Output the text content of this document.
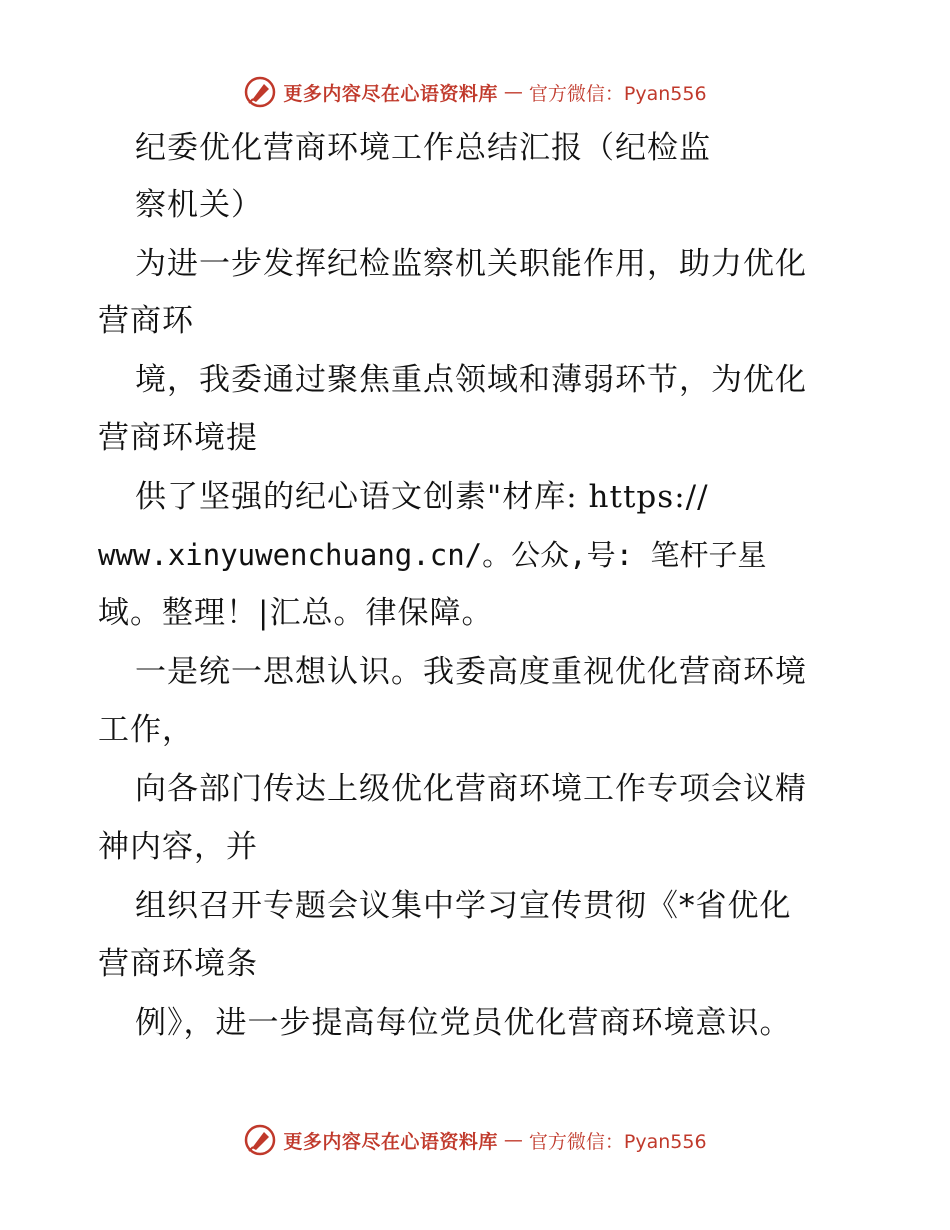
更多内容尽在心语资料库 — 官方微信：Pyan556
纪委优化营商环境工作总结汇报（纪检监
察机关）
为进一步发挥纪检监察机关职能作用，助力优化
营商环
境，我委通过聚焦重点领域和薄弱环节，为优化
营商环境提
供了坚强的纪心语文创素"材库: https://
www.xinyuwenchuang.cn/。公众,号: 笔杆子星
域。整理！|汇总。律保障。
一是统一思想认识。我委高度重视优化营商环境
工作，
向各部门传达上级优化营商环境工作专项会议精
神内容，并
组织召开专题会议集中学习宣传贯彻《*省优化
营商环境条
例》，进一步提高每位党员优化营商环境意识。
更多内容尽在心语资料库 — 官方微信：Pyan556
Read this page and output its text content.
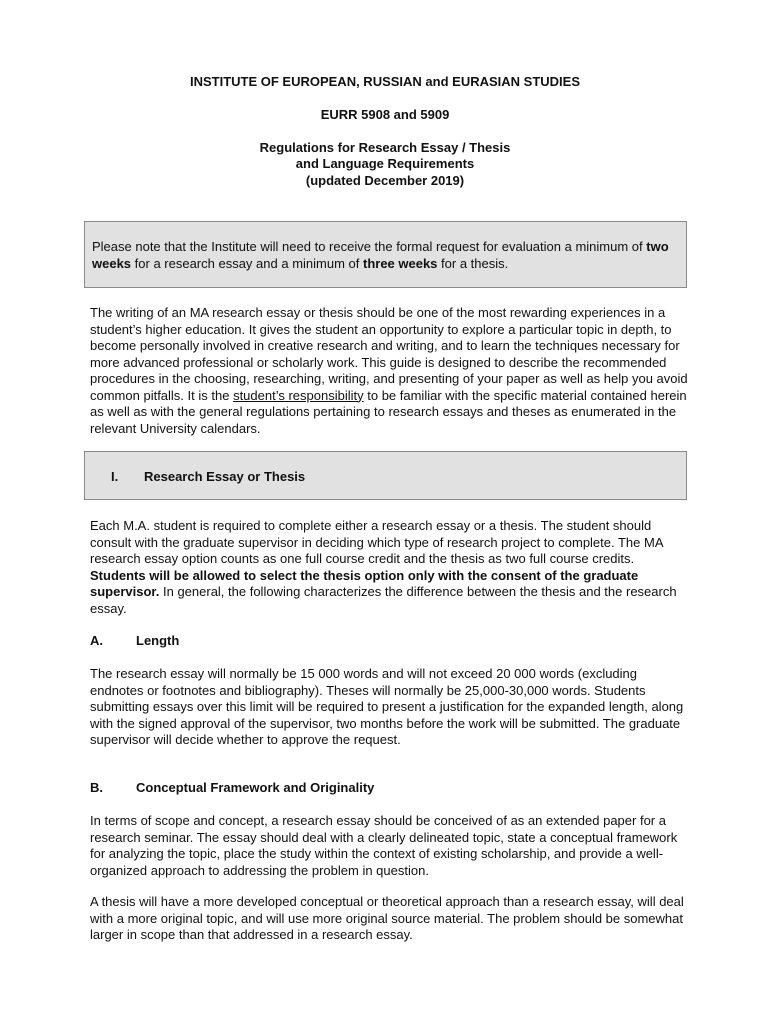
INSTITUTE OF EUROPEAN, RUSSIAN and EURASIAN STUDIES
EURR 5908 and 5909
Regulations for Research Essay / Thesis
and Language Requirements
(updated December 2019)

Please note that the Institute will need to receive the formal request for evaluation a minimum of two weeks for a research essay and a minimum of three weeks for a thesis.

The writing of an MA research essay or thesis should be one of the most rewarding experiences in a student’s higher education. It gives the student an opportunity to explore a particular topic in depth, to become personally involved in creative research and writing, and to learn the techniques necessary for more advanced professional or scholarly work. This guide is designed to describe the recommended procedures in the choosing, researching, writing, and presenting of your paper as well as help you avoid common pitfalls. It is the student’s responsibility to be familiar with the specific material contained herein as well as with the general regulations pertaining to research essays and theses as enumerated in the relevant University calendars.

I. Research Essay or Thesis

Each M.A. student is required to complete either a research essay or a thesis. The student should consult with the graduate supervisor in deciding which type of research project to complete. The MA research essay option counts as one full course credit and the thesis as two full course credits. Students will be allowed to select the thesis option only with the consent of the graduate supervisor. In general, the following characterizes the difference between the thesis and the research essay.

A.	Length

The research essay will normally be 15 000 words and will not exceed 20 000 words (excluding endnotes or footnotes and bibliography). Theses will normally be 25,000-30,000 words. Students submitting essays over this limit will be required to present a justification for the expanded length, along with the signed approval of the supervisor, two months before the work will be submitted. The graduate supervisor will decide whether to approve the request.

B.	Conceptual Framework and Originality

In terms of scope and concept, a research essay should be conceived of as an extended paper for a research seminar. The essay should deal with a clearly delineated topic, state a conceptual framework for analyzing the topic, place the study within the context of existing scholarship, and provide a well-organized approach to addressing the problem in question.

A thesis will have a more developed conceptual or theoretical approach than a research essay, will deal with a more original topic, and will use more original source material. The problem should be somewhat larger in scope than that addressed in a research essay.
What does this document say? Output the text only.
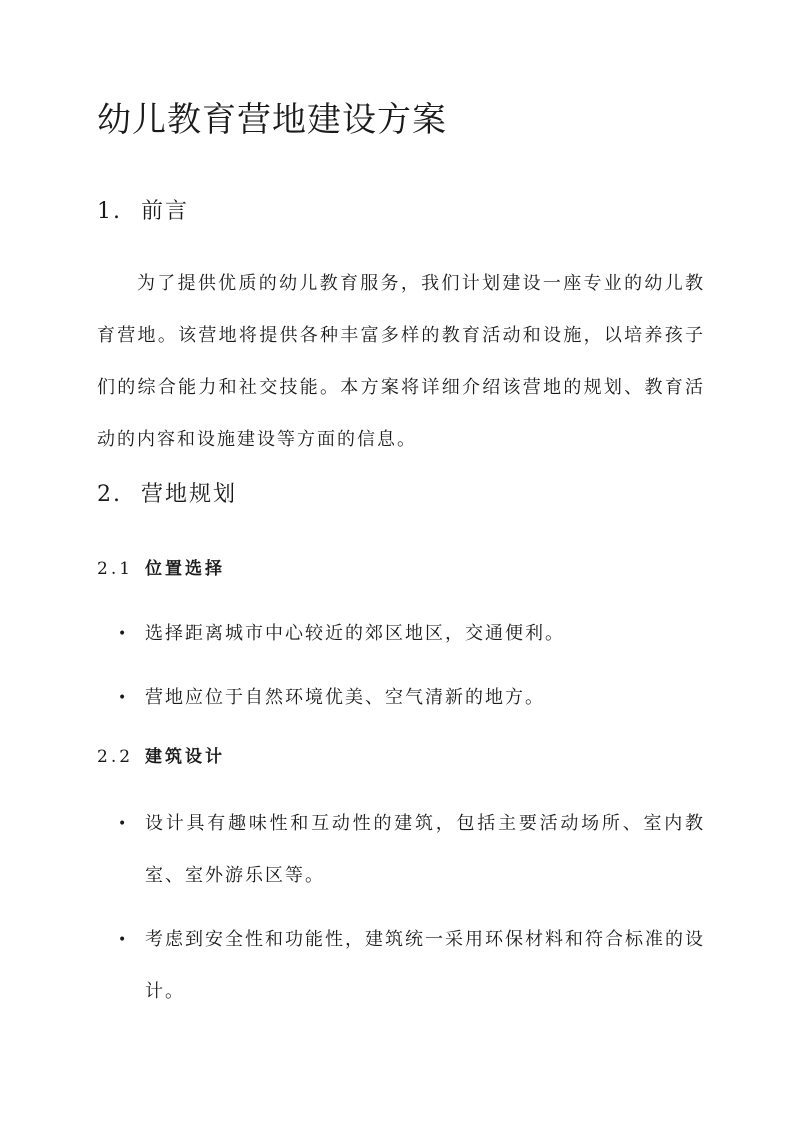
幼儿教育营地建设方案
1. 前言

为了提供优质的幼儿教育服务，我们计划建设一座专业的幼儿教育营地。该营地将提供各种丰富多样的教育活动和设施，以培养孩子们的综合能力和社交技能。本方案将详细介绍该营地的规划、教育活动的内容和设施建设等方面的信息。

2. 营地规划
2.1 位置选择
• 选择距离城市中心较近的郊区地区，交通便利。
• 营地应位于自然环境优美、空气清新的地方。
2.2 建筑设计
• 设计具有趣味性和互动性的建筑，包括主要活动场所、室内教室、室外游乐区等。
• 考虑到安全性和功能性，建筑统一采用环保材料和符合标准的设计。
━━━━
Reproduce nothing but the lines that run from the line containing "What does this" through the last line of the records, inclusive. Omit the pictures.

What does this document say? Output the text only.
幼儿教育营地建设方案
1. 前言

为了提供优质的幼儿教育服务，我们计划建设一座专业的幼儿教育营地。该营地将提供各种丰富多样的教育活动和设施，以培养孩子们的综合能力和社交技能。本方案将详细介绍该营地的规划、教育活动的内容和设施建设等方面的信息。

2. 营地规划
2.1 位置选择
• 选择距离城市中心较近的郊区地区，交通便利。
• 营地应位于自然环境优美、空气清新的地方。
2.2 建筑设计
• 设计具有趣味性和互动性的建筑，包括主要活动场所、室内教室、室外游乐区等。
• 考虑到安全性和功能性，建筑统一采用环保材料和符合标准的设计。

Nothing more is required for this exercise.